#### [ЗАДАНИЯ]
1. Замените «qty-field» на «count-field» в строках данных от их начала до строки, содержащей «sum-field[interactable] bbox=[878, 730, 946, 750]», включительно. Приведите эти строки полностью и больше ничего в них не меняйте.
2. Напишите продолжение фрагмента о фашизме, путинском режиме и российской оппозиции.

━━━ ФРАГМЕНТ ДОКУМЕНТА

Исследователи политических движений и фашизма в особенности пытались найти характерные особенности для них — «фашистский минимум» — и выделили десять, двенадцать, или четырнадцать компонентов. При фашизме во власти всегда был один лидер; фашистским государством никогда не управлял комитет. Всегда была единственная государственная партия, и отсутствие такой партии немедленно вызывает вопросы относительно истинного характера такого режима. У фашистского режима была монополия (или близкое к монополии состояние), что касается распространения идей, и у него также была монополия (или почти монополия) на политическое насилие. При фашизме не было независимой судебной власти.
В то же время, каждый из этих режимов отличался в некоторых аспектах. Российский режим был совершенно уникален, поскольку он был первым, который видоизменялся от коммунизма до совсем другого порядка — будь то крайне правый порядок или полуфашистский, или какой-то другой. И если указывать на эти различия между ними интересно, то, возможно, не стоит тратить слишком много умственной энергии на классификацию, потому что чаще всего эти режимы (или движения) находятся в переходном состоянии.
Отсутствие официальной идеологии после периода перенасыщения идеологией является, конечно, захватывающим, но совсем не ясно, продлится ли этот период и как долго. В истории бывают периоды в истории, когда отсутствие доктрины или системы взглядов может быть допущено, по крайней мере, временно, тогда как в другие периоды это будет невероятно. Подобным образом есть периоды даже в истории диктатур, во время которых правителям достаточно минимума репрессий, чтобы оставаться у власти, тогда как в другие периоды необходимы большие репрессии (или считается, что они необходимы). Если страх перед хаосом велик, то тем, кто у власти, не требуется постоянно доказывать, что нужна сильная рука. То же самое верно, если диктатура появилась сравнительно недавно или доказала свою эффективность в недалеком прошлом.
Действительно ли возможно сохранить такой режим при этих обстоятельствах?
И что можно сказать относительно оппозиции? Каковы перспективы ее успеха в той политической системе, которая в настоящее время у власти в России?
Когда режим или правитель пробыли у власти очень долго, начинается процесс рутинизации, когда требование изменений становится сильным и частым — если, конечно, этот режим не был феноменально успешным во всем, за что он брался. И даже тогда власть правящей партии может быть подвергнута опасности, если ее собственная политическая поддержка глубоко расколота.
Оппозиция режиму Путина в настоящее время исходит в определенной мере от сторонников крайне правых, которые утверждают, что нынешние правители не являются достаточно агрессивными и антидемократическими. Однако все более и более репрессивные меры, принятые правительством, популярность аннексии Крыма и мощная поддержка украинских сепаратистов приглушили их голоса в настоящий момент. Что касается демократической оппозиции, то ее поддержка народом представляется маловероятной в нынешней обстановке, когда большинство россиян, как представляется, вполне довольно авторитарным правлением.

━━━━━━
━━━ ИСХОДНЫЕ ДАННЫЕ

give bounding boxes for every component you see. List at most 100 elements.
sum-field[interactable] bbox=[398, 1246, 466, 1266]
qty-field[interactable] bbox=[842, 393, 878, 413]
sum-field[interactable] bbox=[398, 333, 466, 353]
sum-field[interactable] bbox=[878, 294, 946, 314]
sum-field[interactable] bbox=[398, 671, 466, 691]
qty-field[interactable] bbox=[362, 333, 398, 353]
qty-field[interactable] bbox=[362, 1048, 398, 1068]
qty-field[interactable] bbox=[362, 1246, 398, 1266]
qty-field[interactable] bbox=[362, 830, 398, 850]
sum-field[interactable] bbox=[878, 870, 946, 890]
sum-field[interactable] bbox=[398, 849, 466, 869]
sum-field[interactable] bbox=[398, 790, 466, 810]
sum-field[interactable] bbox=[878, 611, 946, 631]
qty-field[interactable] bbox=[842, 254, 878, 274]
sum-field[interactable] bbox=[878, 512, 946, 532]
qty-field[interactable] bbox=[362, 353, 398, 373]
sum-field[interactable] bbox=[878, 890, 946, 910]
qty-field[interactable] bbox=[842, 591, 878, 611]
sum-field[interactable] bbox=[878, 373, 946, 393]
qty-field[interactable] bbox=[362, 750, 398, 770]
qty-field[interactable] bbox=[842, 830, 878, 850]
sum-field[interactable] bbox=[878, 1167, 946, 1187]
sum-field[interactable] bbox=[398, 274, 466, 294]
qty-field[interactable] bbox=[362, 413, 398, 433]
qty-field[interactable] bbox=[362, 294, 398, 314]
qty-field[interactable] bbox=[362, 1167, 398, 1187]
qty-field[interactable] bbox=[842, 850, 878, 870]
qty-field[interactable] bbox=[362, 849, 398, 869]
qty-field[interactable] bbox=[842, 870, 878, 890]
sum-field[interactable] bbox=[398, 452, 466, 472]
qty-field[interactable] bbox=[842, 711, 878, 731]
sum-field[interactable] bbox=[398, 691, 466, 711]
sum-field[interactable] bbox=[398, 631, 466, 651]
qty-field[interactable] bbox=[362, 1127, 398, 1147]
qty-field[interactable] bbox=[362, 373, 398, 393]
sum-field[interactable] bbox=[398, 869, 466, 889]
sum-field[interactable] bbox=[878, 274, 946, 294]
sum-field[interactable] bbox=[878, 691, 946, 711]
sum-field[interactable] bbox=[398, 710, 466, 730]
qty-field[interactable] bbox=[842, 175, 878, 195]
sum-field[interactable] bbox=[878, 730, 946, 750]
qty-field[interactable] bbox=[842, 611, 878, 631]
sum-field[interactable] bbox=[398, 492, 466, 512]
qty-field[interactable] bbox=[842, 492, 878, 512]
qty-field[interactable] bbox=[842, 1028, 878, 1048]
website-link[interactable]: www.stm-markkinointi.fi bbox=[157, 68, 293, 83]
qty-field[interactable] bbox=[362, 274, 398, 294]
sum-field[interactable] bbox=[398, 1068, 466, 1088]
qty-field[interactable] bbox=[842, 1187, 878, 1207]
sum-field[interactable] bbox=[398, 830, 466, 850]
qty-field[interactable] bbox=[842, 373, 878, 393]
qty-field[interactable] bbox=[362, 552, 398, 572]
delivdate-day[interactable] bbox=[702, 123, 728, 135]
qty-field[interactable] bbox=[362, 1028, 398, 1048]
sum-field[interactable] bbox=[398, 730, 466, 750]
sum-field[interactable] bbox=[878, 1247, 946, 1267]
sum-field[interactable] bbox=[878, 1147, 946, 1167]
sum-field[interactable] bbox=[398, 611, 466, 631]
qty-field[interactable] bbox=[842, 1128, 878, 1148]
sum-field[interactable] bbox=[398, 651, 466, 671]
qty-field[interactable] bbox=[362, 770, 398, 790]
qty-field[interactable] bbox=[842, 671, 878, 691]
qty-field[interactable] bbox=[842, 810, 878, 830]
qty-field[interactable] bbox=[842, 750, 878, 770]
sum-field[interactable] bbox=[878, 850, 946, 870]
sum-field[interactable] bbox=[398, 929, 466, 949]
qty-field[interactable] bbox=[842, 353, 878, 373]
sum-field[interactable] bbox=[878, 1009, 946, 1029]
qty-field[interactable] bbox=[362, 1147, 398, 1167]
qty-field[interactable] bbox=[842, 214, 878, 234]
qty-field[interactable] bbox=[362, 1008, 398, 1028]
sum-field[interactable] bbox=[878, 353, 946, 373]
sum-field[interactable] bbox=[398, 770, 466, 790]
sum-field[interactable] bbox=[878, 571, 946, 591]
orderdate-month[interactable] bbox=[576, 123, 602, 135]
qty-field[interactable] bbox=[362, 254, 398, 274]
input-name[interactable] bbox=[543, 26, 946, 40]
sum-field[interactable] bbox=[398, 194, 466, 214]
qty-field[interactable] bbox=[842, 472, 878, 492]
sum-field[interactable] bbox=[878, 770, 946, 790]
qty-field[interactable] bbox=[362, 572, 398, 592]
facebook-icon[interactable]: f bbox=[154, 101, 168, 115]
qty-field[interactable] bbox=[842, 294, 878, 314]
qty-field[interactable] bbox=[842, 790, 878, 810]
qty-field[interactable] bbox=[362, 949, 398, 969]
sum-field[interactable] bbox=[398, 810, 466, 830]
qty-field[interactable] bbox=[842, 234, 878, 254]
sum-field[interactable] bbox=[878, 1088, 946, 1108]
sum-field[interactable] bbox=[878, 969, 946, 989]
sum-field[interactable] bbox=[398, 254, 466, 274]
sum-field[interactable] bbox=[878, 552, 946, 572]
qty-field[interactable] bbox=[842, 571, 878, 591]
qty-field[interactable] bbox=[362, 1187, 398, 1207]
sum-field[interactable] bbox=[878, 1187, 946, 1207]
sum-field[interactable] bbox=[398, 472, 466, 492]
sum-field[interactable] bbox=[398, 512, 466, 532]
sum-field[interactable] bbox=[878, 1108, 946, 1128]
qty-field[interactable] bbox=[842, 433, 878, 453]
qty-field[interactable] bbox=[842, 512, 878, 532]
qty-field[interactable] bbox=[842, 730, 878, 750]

━━━━━━

#### [РЕЗУЛЬТАТЫ]
1.
give bounding boxes for every component you see. List at most 100 elements.
sum-field[interactable] bbox=[398, 1246, 466, 1266]
count-field[interactable] bbox=[842, 393, 878, 413]
sum-field[interactable] bbox=[398, 333, 466, 353]
sum-field[interactable] bbox=[878, 294, 946, 314]
sum-field[interactable] bbox=[398, 671, 466, 691]
count-field[interactable] bbox=[362, 333, 398, 353]
count-field[interactable] bbox=[362, 1048, 398, 1068]
count-field[interactable] bbox=[362, 1246, 398, 1266]
count-field[interactable] bbox=[362, 830, 398, 850]
sum-field[interactable] bbox=[878, 870, 946, 890]
sum-field[interactable] bbox=[398, 849, 466, 869]
sum-field[interactable] bbox=[398, 790, 466, 810]
sum-field[interactable] bbox=[878, 611, 946, 631]
count-field[interactable] bbox=[842, 254, 878, 274]
sum-field[interactable] bbox=[878, 512, 946, 532]
count-field[interactable] bbox=[362, 353, 398, 373]
sum-field[interactable] bbox=[878, 890, 946, 910]
count-field[interactable] bbox=[842, 591, 878, 611]
sum-field[interactable] bbox=[878, 373, 946, 393]
count-field[interactable] bbox=[362, 750, 398, 770]
count-field[interactable] bbox=[842, 830, 878, 850]
sum-field[interactable] bbox=[878, 1167, 946, 1187]
sum-field[interactable] bbox=[398, 274, 466, 294]
count-field[interactable] bbox=[362, 413, 398, 433]
count-field[interactable] bbox=[362, 294, 398, 314]
count-field[interactable] bbox=[362, 1167, 398, 1187]
count-field[interactable] bbox=[842, 850, 878, 870]
count-field[interactable] bbox=[362, 849, 398, 869]
count-field[interactable] bbox=[842, 870, 878, 890]
sum-field[interactable] bbox=[398, 452, 466, 472]
count-field[interactable] bbox=[842, 711, 878, 731]
sum-field[interactable] bbox=[398, 691, 466, 711]
sum-field[interactable] bbox=[398, 631, 466, 651]
count-field[interactable] bbox=[362, 1127, 398, 1147]
count-field[interactable] bbox=[362, 373, 398, 393]
sum-field[interactable] bbox=[398, 869, 466, 889]
sum-field[interactable] bbox=[878, 274, 946, 294]
sum-field[interactable] bbox=[878, 691, 946, 711]
sum-field[interactable] bbox=[398, 710, 466, 730]
count-field[interactable] bbox=[842, 175, 878, 195]
sum-field[interactable] bbox=[878, 730, 946, 750]

2.
Режим Путина в значительной степени базируется на власти, опирающейся на центр, с игнорированием региональных интересов. Вполне может случиться так, что оппозиция, представляющая региональные интересы, получит намного лучший шанс, но таких попыток еще не было.
7. Новая национальная доктрина
Возвращение к корням
Советский Союз рухнул в начале 1990-х годов, но идеология, на которой он основывался, страдала от чрезвычайной дистрофии еще задолго до того. Правда, классиков марксизма-ленинизма все еще ритуально цитировали, когда это считалось необходимым, но динамичный, революционный дух, который был настолько примечателен в 1920-х годах, исчез. Что могло бы заменить его? О каком-то другом революционном импульсе, казалось, не могло быть и речи; новых левых можно было найти в американских и европейских университетах, но не в Советском Союзе.
Национализм и религия казались очевидным ответом, как это уже было перед революцией 1917 года. Но царская Россия, особенно в ее последней фазе, не была привлекательной моделью, кроме как для самых твердолобых монархистов (и даже они жаловались на слабость Николая II). Ищущие новую идеологию должны были пойти еще дальше в прошлое, возможно, к Николаю Карамзину, который около двух веков назад писал о любви к родине и о национальной гордости. В своей «Истории государства Российского» он прославлял его достижения. Правда, Россия была в цепях в течение длительных периодов, но то же самое происходило и с другими странами в Европе. «И какой народ так славно разорвал свои цепи?» Он продолжал: «Петр Великий, соединив нас с Европою и показав нам выгоды просвещения, ненадолго унизил народную гордость русских. Мы взглянули, так сказать, на Европу и одним взором присвоили себе плоды долговременных трудов ее». Армия России победила самую сильную армию в Европе. Вкратце: «какой народ в Европе может похвалиться лучшею судьбою?»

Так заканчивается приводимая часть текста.